**Aim**
Copy whichever lines contain the string "Business".

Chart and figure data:
↓

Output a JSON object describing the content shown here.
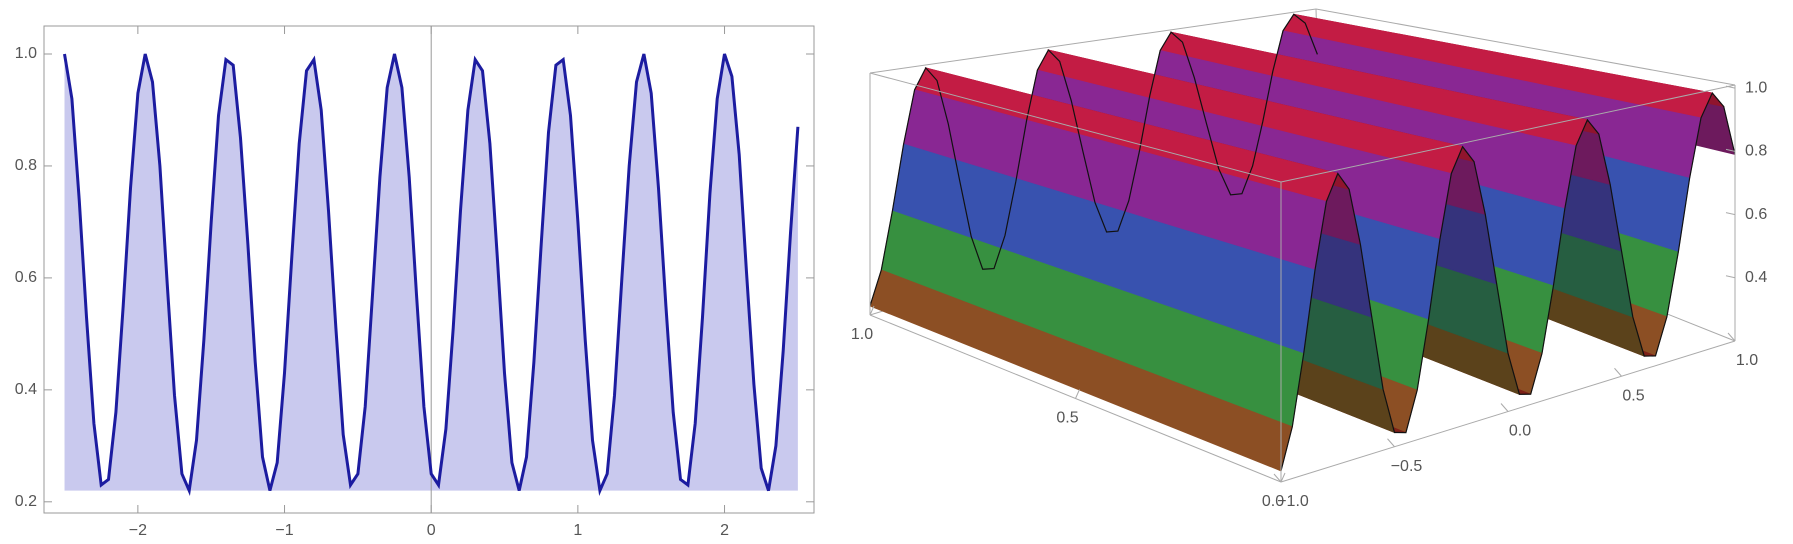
{
  "chart_data": [
    {
      "type": "area",
      "x": [
        -2.5,
        -2.45,
        -2.4,
        -2.35,
        -2.3,
        -2.25,
        -2.2,
        -2.15,
        -2.1,
        -2.05,
        -2,
        -1.95,
        -1.9,
        -1.85,
        -1.8,
        -1.75,
        -1.7,
        -1.65,
        -1.6,
        -1.55,
        -1.5,
        -1.45,
        -1.4,
        -1.35,
        -1.3,
        -1.25,
        -1.2,
        -1.15,
        -1.1,
        -1.05,
        -1,
        -0.95,
        -0.9,
        -0.85,
        -0.8,
        -0.75,
        -0.7,
        -0.65,
        -0.6,
        -0.55,
        -0.5,
        -0.45,
        -0.4,
        -0.35,
        -0.3,
        -0.25,
        -0.2,
        -0.15,
        -0.1,
        -0.05,
        0,
        0.05,
        0.1,
        0.15,
        0.2,
        0.25,
        0.3,
        0.35,
        0.4,
        0.45,
        0.5,
        0.55,
        0.6,
        0.65,
        0.7,
        0.75,
        0.8,
        0.85,
        0.9,
        0.95,
        1,
        1.05,
        1.1,
        1.15,
        1.2,
        1.25,
        1.3,
        1.35,
        1.4,
        1.45,
        1.5,
        1.55,
        1.6,
        1.65,
        1.7,
        1.75,
        1.8,
        1.85,
        1.9,
        1.95,
        2,
        2.05,
        2.1,
        2.15,
        2.2,
        2.25,
        2.3,
        2.35,
        2.4,
        2.45,
        2.5
      ],
      "values": [
        1,
        0.92,
        0.74,
        0.53,
        0.34,
        0.23,
        0.24,
        0.36,
        0.55,
        0.76,
        0.93,
        1,
        0.95,
        0.8,
        0.59,
        0.39,
        0.25,
        0.22,
        0.31,
        0.49,
        0.7,
        0.89,
        0.99,
        0.98,
        0.85,
        0.66,
        0.45,
        0.28,
        0.22,
        0.27,
        0.43,
        0.64,
        0.84,
        0.97,
        0.99,
        0.9,
        0.72,
        0.51,
        0.32,
        0.23,
        0.25,
        0.37,
        0.57,
        0.78,
        0.94,
        1,
        0.94,
        0.78,
        0.57,
        0.37,
        0.25,
        0.23,
        0.33,
        0.51,
        0.72,
        0.9,
        0.99,
        0.97,
        0.84,
        0.64,
        0.43,
        0.27,
        0.22,
        0.28,
        0.45,
        0.66,
        0.86,
        0.98,
        0.99,
        0.89,
        0.7,
        0.49,
        0.31,
        0.22,
        0.25,
        0.39,
        0.6,
        0.8,
        0.95,
        1,
        0.93,
        0.76,
        0.55,
        0.36,
        0.24,
        0.23,
        0.34,
        0.53,
        0.75,
        0.92,
        1,
        0.96,
        0.82,
        0.61,
        0.41,
        0.26,
        0.22,
        0.3,
        0.47,
        0.68,
        0.87
      ],
      "color": "#1c1ca0",
      "fill_color": "#c9c9ee",
      "xlim": [
        -2.64,
        2.61
      ],
      "ylim": [
        0.18,
        1.05
      ],
      "xticks": [
        {
          "value": -2,
          "label": "−2"
        },
        {
          "value": -1,
          "label": "−1"
        },
        0,
        1,
        2
      ],
      "yticks": [
        0.2,
        0.4,
        0.6,
        0.8,
        {
          "value": 1,
          "label": "1.0"
        }
      ]
    },
    {
      "type": "surface",
      "y": [
        -1,
        -0.95,
        -0.9,
        -0.85,
        -0.8,
        -0.75,
        -0.7,
        -0.65,
        -0.6,
        -0.55,
        -0.5,
        -0.45,
        -0.4,
        -0.35,
        -0.3,
        -0.25,
        -0.2,
        -0.15,
        -0.1,
        -0.05,
        0,
        0.05,
        0.1,
        0.15,
        0.2,
        0.25,
        0.3,
        0.35,
        0.4,
        0.45,
        0.5,
        0.55,
        0.6,
        0.65,
        0.7,
        0.75,
        0.8,
        0.85,
        0.9,
        0.95,
        1
      ],
      "z": [
        0.23,
        0.34,
        0.53,
        0.75,
        0.93,
        1,
        0.95,
        0.79,
        0.58,
        0.37,
        0.24,
        0.23,
        0.34,
        0.53,
        0.75,
        0.93,
        1,
        0.95,
        0.79,
        0.58,
        0.37,
        0.24,
        0.23,
        0.34,
        0.53,
        0.75,
        0.93,
        1,
        0.95,
        0.79,
        0.58,
        0.37,
        0.24,
        0.23,
        0.34,
        0.53,
        0.75,
        0.93,
        1,
        0.95,
        0.79
      ],
      "colormap": [
        "#c81820",
        "#3a9a2a",
        "#2a5ab0",
        "#7a2aa8",
        "#d81828"
      ],
      "xlim": [
        0,
        1
      ],
      "ylim": [
        -1,
        1
      ],
      "zlim": [
        0.2,
        1.01
      ],
      "xticks": [
        {
          "value": 0,
          "label": "0.0"
        },
        0.5,
        {
          "value": 1,
          "label": "1.0"
        }
      ],
      "yticks": [
        {
          "value": -1,
          "label": "−1.0"
        },
        {
          "value": -0.5,
          "label": "−0.5"
        },
        {
          "value": 0,
          "label": "0.0"
        },
        0.5,
        {
          "value": 1,
          "label": "1.0"
        }
      ],
      "zticks": [
        0.4,
        0.6,
        0.8,
        {
          "value": 1,
          "label": "1.0"
        }
      ]
    }
  ]
}
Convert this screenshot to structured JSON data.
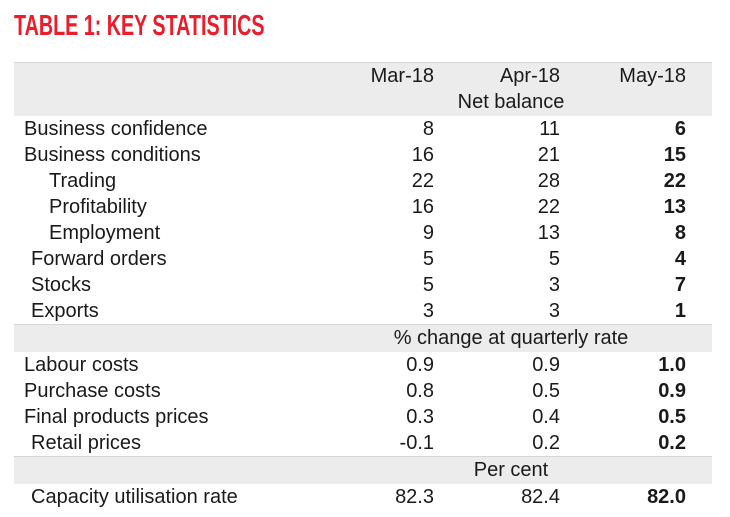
{
  "title": "TABLE 1: KEY STATISTICS",
  "theme": {
    "accent_red": "#ed1c2b",
    "band_gray": "#ececec",
    "text_color": "#1a1a1a"
  },
  "table": {
    "columns": [
      "Mar-18",
      "Apr-18",
      "May-18"
    ],
    "sections": [
      {
        "header": "Net balance",
        "rows": [
          {
            "label": "Business confidence",
            "indent": 0,
            "values": [
              "8",
              "11",
              "6"
            ]
          },
          {
            "label": "Business conditions",
            "indent": 0,
            "values": [
              "16",
              "21",
              "15"
            ]
          },
          {
            "label": "Trading",
            "indent": 2,
            "values": [
              "22",
              "28",
              "22"
            ]
          },
          {
            "label": "Profitability",
            "indent": 2,
            "values": [
              "16",
              "22",
              "13"
            ]
          },
          {
            "label": "Employment",
            "indent": 2,
            "values": [
              "9",
              "13",
              "8"
            ]
          },
          {
            "label": "Forward orders",
            "indent": 1,
            "values": [
              "5",
              "5",
              "4"
            ]
          },
          {
            "label": "Stocks",
            "indent": 1,
            "values": [
              "5",
              "3",
              "7"
            ]
          },
          {
            "label": "Exports",
            "indent": 1,
            "values": [
              "3",
              "3",
              "1"
            ]
          }
        ]
      },
      {
        "header": "% change at quarterly rate",
        "rows": [
          {
            "label": "Labour costs",
            "indent": 0,
            "values": [
              "0.9",
              "0.9",
              "1.0"
            ]
          },
          {
            "label": "Purchase costs",
            "indent": 0,
            "values": [
              "0.8",
              "0.5",
              "0.9"
            ]
          },
          {
            "label": "Final products prices",
            "indent": 0,
            "values": [
              "0.3",
              "0.4",
              "0.5"
            ]
          },
          {
            "label": "Retail prices",
            "indent": 1,
            "values": [
              "-0.1",
              "0.2",
              "0.2"
            ]
          }
        ]
      },
      {
        "header": "Per cent",
        "rows": [
          {
            "label": "Capacity utilisation rate",
            "indent": 1,
            "values": [
              "82.3",
              "82.4",
              "82.0"
            ]
          }
        ]
      }
    ]
  }
}
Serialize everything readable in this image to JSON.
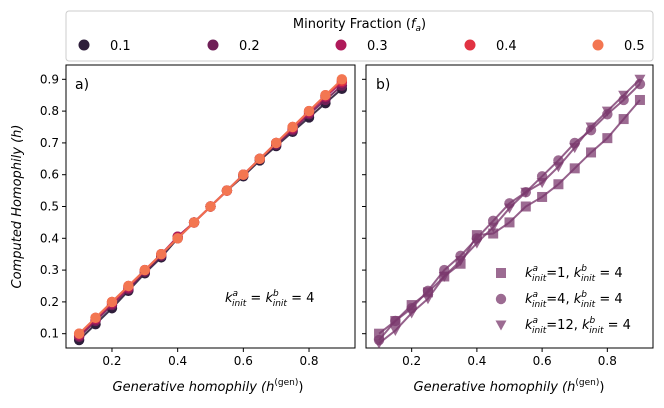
{
  "legend": {
    "title": "Minority Fraction ($f_a$)",
    "title_text": "Minority Fraction (",
    "title_sym": "f",
    "title_sub": "a",
    "title_close": ")",
    "placement": "top-center",
    "entries": [
      {
        "label": "0.1",
        "color": "#2e1e3b"
      },
      {
        "label": "0.2",
        "color": "#6f1f57"
      },
      {
        "label": "0.3",
        "color": "#af1a5a"
      },
      {
        "label": "0.4",
        "color": "#e13342"
      },
      {
        "label": "0.5",
        "color": "#f37651"
      }
    ]
  },
  "chart_data": [
    {
      "type": "line",
      "panel_label": "a)",
      "xlabel": "Generative homophily ($h^{(\\mathrm{gen})}$)",
      "xlabel_text": "Generative homophily (",
      "xlabel_sym": "h",
      "xlabel_sup": "(gen)",
      "xlabel_close": ")",
      "ylabel": "Computed Homophily ($h$)",
      "ylabel_text": "Computed Homophily (",
      "ylabel_sym": "h",
      "ylabel_close": ")",
      "xlim": [
        0.06,
        0.94
      ],
      "ylim": [
        0.055,
        0.945
      ],
      "xticks": [
        0.2,
        0.4,
        0.6,
        0.8
      ],
      "yticks": [
        0.1,
        0.2,
        0.3,
        0.4,
        0.5,
        0.6,
        0.7,
        0.8,
        0.9
      ],
      "tick_labels_x": [
        "0.2",
        "0.4",
        "0.6",
        "0.8"
      ],
      "tick_labels_y": [
        "0.1",
        "0.2",
        "0.3",
        "0.4",
        "0.5",
        "0.6",
        "0.7",
        "0.8",
        "0.9"
      ],
      "grid": false,
      "annotation": {
        "text": "$k^a_{init} = k^b_{init} = 4$",
        "sym": "k",
        "sup1": "a",
        "sub1": "init",
        "sup2": "b",
        "sub2": "init",
        "eq": " = ",
        "value": " = 4"
      },
      "x": [
        0.1,
        0.15,
        0.2,
        0.25,
        0.3,
        0.35,
        0.4,
        0.45,
        0.5,
        0.55,
        0.6,
        0.65,
        0.7,
        0.75,
        0.8,
        0.85,
        0.9
      ],
      "series": [
        {
          "name": "0.1",
          "color": "#2e1e3b",
          "values": [
            0.08,
            0.13,
            0.18,
            0.235,
            0.29,
            0.34,
            0.4,
            0.45,
            0.5,
            0.55,
            0.595,
            0.645,
            0.69,
            0.735,
            0.78,
            0.825,
            0.87
          ]
        },
        {
          "name": "0.2",
          "color": "#6f1f57",
          "values": [
            0.09,
            0.14,
            0.19,
            0.24,
            0.295,
            0.345,
            0.405,
            0.45,
            0.5,
            0.55,
            0.6,
            0.65,
            0.695,
            0.74,
            0.79,
            0.835,
            0.88
          ]
        },
        {
          "name": "0.3",
          "color": "#af1a5a",
          "values": [
            0.095,
            0.145,
            0.195,
            0.245,
            0.3,
            0.35,
            0.405,
            0.45,
            0.5,
            0.55,
            0.6,
            0.65,
            0.7,
            0.745,
            0.795,
            0.845,
            0.89
          ]
        },
        {
          "name": "0.4",
          "color": "#e13342",
          "values": [
            0.1,
            0.15,
            0.2,
            0.25,
            0.3,
            0.35,
            0.4,
            0.45,
            0.5,
            0.55,
            0.6,
            0.65,
            0.7,
            0.75,
            0.8,
            0.85,
            0.895
          ]
        },
        {
          "name": "0.5",
          "color": "#f37651",
          "values": [
            0.1,
            0.15,
            0.2,
            0.25,
            0.3,
            0.35,
            0.4,
            0.45,
            0.5,
            0.55,
            0.6,
            0.65,
            0.7,
            0.75,
            0.8,
            0.85,
            0.9
          ]
        }
      ]
    },
    {
      "type": "line",
      "panel_label": "b)",
      "xlabel": "Generative homophily ($h^{(\\mathrm{gen})}$)",
      "xlabel_text": "Generative homophily (",
      "xlabel_sym": "h",
      "xlabel_sup": "(gen)",
      "xlabel_close": ")",
      "xlim": [
        0.06,
        0.94
      ],
      "ylim": [
        0.055,
        0.945
      ],
      "xticks": [
        0.2,
        0.4,
        0.6,
        0.8
      ],
      "tick_labels_x": [
        "0.2",
        "0.4",
        "0.6",
        "0.8"
      ],
      "grid": false,
      "legend_placement": "lower-right",
      "x": [
        0.1,
        0.15,
        0.2,
        0.25,
        0.3,
        0.35,
        0.4,
        0.45,
        0.5,
        0.55,
        0.6,
        0.65,
        0.7,
        0.75,
        0.8,
        0.85,
        0.9
      ],
      "series": [
        {
          "name": "$k^a_{init}$=1, $k^b_{init} = 4$",
          "marker": "square",
          "color": "#7b3a6e",
          "values": [
            0.1,
            0.14,
            0.19,
            0.23,
            0.28,
            0.32,
            0.41,
            0.415,
            0.45,
            0.5,
            0.53,
            0.57,
            0.62,
            0.67,
            0.715,
            0.775,
            0.835
          ],
          "label_parts": {
            "sym": "k",
            "sup1": "a",
            "sub1": "init",
            "mid": "=1, ",
            "sup2": "b",
            "sub2": "init",
            "tail": " = 4"
          }
        },
        {
          "name": "$k^a_{init}$=4, $k^b_{init} = 4$",
          "marker": "circle",
          "color": "#7b3a6e",
          "values": [
            0.08,
            0.14,
            0.18,
            0.235,
            0.3,
            0.345,
            0.4,
            0.455,
            0.51,
            0.545,
            0.595,
            0.645,
            0.7,
            0.74,
            0.79,
            0.835,
            0.885
          ],
          "label_parts": {
            "sym": "k",
            "sup1": "a",
            "sub1": "init",
            "mid": "=4, ",
            "sup2": "b",
            "sub2": "init",
            "tail": " = 4"
          }
        },
        {
          "name": "$k^a_{init}$=12, $k^b_{init} = 4$",
          "marker": "triangle-down",
          "color": "#7b3a6e",
          "values": [
            0.07,
            0.11,
            0.165,
            0.21,
            0.28,
            0.33,
            0.385,
            0.435,
            0.495,
            0.545,
            0.575,
            0.625,
            0.685,
            0.75,
            0.8,
            0.85,
            0.9
          ],
          "label_parts": {
            "sym": "k",
            "sup1": "a",
            "sub1": "init",
            "mid": "=12, ",
            "sup2": "b",
            "sub2": "init",
            "tail": " = 4"
          }
        }
      ]
    }
  ]
}
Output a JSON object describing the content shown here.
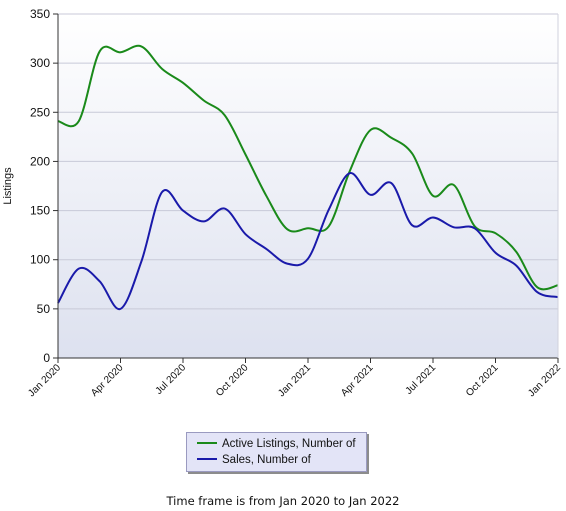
{
  "chart_data": {
    "type": "line",
    "ylabel": "Listings",
    "ylim": [
      0,
      350
    ],
    "yticks": [
      0,
      50,
      100,
      150,
      200,
      250,
      300,
      350
    ],
    "xlim": [
      "2020-01",
      "2022-01"
    ],
    "xtick_labels": [
      "Jan 2020",
      "Apr 2020",
      "Jul 2020",
      "Oct 2020",
      "Jan 2021",
      "Apr 2021",
      "Jul 2021",
      "Oct 2021",
      "Jan 2022"
    ],
    "x": [
      "2020-01",
      "2020-02",
      "2020-03",
      "2020-04",
      "2020-05",
      "2020-06",
      "2020-07",
      "2020-08",
      "2020-09",
      "2020-10",
      "2020-11",
      "2020-12",
      "2021-01",
      "2021-02",
      "2021-03",
      "2021-04",
      "2021-05",
      "2021-06",
      "2021-07",
      "2021-08",
      "2021-09",
      "2021-10",
      "2021-11",
      "2021-12",
      "2022-01"
    ],
    "series": [
      {
        "name": "Active Listings, Number of",
        "color": "#1a8a1a",
        "values": [
          241,
          241,
          312,
          311,
          317,
          294,
          280,
          262,
          247,
          207,
          165,
          131,
          132,
          134,
          190,
          232,
          224,
          208,
          165,
          176,
          134,
          127,
          108,
          72,
          74
        ]
      },
      {
        "name": "Sales, Number of",
        "color": "#1a1aaa",
        "values": [
          56,
          91,
          78,
          50,
          98,
          169,
          150,
          139,
          152,
          126,
          111,
          96,
          101,
          151,
          188,
          166,
          178,
          135,
          143,
          133,
          132,
          107,
          94,
          67,
          62
        ]
      }
    ],
    "grid": true,
    "legend_position": "bottom"
  },
  "footnote": "Time frame is from Jan 2020 to Jan 2022",
  "colors": {
    "plot_background_top": "#ffffff",
    "plot_background_bottom": "#dde1ef",
    "grid": "#c8cad8"
  }
}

↑

**Complete response**
            "label": "Business confidence",
            "label": "Business conditions",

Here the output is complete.